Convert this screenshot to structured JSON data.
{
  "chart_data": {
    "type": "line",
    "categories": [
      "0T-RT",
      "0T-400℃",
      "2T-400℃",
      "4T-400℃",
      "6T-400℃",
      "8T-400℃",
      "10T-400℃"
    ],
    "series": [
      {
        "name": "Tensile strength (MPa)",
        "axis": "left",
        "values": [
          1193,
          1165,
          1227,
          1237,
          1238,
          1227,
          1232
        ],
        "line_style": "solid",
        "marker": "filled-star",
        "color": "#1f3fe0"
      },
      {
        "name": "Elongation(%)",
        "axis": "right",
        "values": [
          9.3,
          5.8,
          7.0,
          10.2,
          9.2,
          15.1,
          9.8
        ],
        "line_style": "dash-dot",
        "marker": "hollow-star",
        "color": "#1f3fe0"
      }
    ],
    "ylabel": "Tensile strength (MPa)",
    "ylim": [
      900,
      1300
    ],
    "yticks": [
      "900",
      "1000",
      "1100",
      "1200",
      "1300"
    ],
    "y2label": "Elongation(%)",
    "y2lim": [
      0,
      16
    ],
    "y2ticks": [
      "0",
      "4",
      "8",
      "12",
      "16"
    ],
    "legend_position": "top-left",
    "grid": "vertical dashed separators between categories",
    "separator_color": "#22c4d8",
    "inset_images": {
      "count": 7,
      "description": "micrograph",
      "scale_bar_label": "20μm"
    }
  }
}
********************
Directive | Among the lines above, count those containing the word "star" and give nothing but the result.

The response | 2